### Task statement
Please write out the material below exactly as given.

(Records excerpted from a collection)
----

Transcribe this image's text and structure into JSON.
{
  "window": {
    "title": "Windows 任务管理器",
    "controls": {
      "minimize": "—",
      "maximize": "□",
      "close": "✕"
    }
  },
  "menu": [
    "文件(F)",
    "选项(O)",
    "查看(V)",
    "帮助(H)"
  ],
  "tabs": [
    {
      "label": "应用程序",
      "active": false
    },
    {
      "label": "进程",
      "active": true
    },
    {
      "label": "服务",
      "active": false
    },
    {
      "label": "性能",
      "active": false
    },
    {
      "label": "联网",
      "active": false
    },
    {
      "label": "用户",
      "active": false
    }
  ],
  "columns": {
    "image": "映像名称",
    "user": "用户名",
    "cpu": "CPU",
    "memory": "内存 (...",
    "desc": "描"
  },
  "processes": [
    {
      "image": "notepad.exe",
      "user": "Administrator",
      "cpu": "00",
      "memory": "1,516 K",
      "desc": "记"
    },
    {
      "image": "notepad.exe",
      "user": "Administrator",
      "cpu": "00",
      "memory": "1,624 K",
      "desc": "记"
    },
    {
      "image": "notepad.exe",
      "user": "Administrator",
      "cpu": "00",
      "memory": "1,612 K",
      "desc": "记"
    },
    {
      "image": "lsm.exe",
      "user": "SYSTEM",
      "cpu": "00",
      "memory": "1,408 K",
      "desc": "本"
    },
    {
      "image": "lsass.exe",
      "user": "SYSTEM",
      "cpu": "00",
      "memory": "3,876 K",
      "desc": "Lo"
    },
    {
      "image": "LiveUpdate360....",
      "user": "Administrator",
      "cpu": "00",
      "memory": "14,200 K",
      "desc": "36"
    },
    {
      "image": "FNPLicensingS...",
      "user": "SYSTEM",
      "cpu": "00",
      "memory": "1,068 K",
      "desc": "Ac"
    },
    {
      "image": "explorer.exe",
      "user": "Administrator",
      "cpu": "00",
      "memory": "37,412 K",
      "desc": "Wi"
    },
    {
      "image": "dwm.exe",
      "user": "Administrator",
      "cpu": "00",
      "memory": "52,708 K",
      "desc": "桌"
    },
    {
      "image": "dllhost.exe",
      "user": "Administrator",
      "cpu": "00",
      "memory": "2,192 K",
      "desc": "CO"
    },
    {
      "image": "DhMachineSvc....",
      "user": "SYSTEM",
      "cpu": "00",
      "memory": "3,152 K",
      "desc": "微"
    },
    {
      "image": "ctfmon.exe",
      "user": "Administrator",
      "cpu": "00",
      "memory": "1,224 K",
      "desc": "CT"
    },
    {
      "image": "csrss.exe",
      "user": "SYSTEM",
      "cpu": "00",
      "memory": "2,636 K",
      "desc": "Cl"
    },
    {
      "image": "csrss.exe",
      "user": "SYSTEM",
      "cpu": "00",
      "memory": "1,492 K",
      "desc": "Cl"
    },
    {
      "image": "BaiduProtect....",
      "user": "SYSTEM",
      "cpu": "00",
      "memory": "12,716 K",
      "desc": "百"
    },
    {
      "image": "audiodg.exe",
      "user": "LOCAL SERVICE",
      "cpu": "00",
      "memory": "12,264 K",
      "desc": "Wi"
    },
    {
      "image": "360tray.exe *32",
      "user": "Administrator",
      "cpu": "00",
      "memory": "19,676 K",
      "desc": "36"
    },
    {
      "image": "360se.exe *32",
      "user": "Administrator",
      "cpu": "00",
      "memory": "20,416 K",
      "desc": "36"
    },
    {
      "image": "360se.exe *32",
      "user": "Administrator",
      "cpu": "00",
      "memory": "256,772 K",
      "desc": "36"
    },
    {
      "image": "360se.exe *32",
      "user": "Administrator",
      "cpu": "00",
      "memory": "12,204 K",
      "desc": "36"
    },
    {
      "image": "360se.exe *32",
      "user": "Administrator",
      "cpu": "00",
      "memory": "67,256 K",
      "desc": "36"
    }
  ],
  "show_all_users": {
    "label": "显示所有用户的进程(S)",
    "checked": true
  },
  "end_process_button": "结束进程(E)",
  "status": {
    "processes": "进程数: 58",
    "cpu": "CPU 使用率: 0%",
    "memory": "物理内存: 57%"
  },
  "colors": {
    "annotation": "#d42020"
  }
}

----

### Task answer
Transcribe this image's text and structure into JSON.
{
  "window": {
    "title": "Windows 任务管理器",
    "controls": {
      "minimize": "—",
      "maximize": "□",
      "close": "✕"
    }
  },
  "menu": [
    "文件(F)",
    "选项(O)",
    "查看(V)",
    "帮助(H)"
  ],
  "tabs": [
    {
      "label": "应用程序",
      "active": false
    },
    {
      "label": "进程",
      "active": true
    },
    {
      "label": "服务",
      "active": false
    },
    {
      "label": "性能",
      "active": false
    },
    {
      "label": "联网",
      "active": false
    },
    {
      "label": "用户",
      "active": false
    }
  ],
  "columns": {
    "image": "映像名称",
    "user": "用户名",
    "cpu": "CPU",
    "memory": "内存 (...",
    "desc": "描"
  },
  "processes": [
    {
      "image": "notepad.exe",
      "user": "Administrator",
      "cpu": "00",
      "memory": "1,516 K",
      "desc": "记"
    },
    {
      "image": "notepad.exe",
      "user": "Administrator",
      "cpu": "00",
      "memory": "1,624 K",
      "desc": "记"
    },
    {
      "image": "notepad.exe",
      "user": "Administrator",
      "cpu": "00",
      "memory": "1,612 K",
      "desc": "记"
    },
    {
      "image": "lsm.exe",
      "user": "SYSTEM",
      "cpu": "00",
      "memory": "1,408 K",
      "desc": "本"
    },
    {
      "image": "lsass.exe",
      "user": "SYSTEM",
      "cpu": "00",
      "memory": "3,876 K",
      "desc": "Lo"
    },
    {
      "image": "LiveUpdate360....",
      "user": "Administrator",
      "cpu": "00",
      "memory": "14,200 K",
      "desc": "36"
    },
    {
      "image": "FNPLicensingS...",
      "user": "SYSTEM",
      "cpu": "00",
      "memory": "1,068 K",
      "desc": "Ac"
    },
    {
      "image": "explorer.exe",
      "user": "Administrator",
      "cpu": "00",
      "memory": "37,412 K",
      "desc": "Wi"
    },
    {
      "image": "dwm.exe",
      "user": "Administrator",
      "cpu": "00",
      "memory": "52,708 K",
      "desc": "桌"
    },
    {
      "image": "dllhost.exe",
      "user": "Administrator",
      "cpu": "00",
      "memory": "2,192 K",
      "desc": "CO"
    },
    {
      "image": "DhMachineSvc....",
      "user": "SYSTEM",
      "cpu": "00",
      "memory": "3,152 K",
      "desc": "微"
    },
    {
      "image": "ctfmon.exe",
      "user": "Administrator",
      "cpu": "00",
      "memory": "1,224 K",
      "desc": "CT"
    },
    {
      "image": "csrss.exe",
      "user": "SYSTEM",
      "cpu": "00",
      "memory": "2,636 K",
      "desc": "Cl"
    },
    {
      "image": "csrss.exe",
      "user": "SYSTEM",
      "cpu": "00",
      "memory": "1,492 K",
      "desc": "Cl"
    },
    {
      "image": "BaiduProtect....",
      "user": "SYSTEM",
      "cpu": "00",
      "memory": "12,716 K",
      "desc": "百"
    },
    {
      "image": "audiodg.exe",
      "user": "LOCAL SERVICE",
      "cpu": "00",
      "memory": "12,264 K",
      "desc": "Wi"
    },
    {
      "image": "360tray.exe *32",
      "user": "Administrator",
      "cpu": "00",
      "memory": "19,676 K",
      "desc": "36"
    },
    {
      "image": "360se.exe *32",
      "user": "Administrator",
      "cpu": "00",
      "memory": "20,416 K",
      "desc": "36"
    },
    {
      "image": "360se.exe *32",
      "user": "Administrator",
      "cpu": "00",
      "memory": "256,772 K",
      "desc": "36"
    },
    {
      "image": "360se.exe *32",
      "user": "Administrator",
      "cpu": "00",
      "memory": "12,204 K",
      "desc": "36"
    },
    {
      "image": "360se.exe *32",
      "user": "Administrator",
      "cpu": "00",
      "memory": "67,256 K",
      "desc": "36"
    }
  ],
  "show_all_users": {
    "label": "显示所有用户的进程(S)",
    "checked": true
  },
  "end_process_button": "结束进程(E)",
  "status": {
    "processes": "进程数: 58",
    "cpu": "CPU 使用率: 0%",
    "memory": "物理内存: 57%"
  },
  "colors": {
    "annotation": "#d42020"
  }
}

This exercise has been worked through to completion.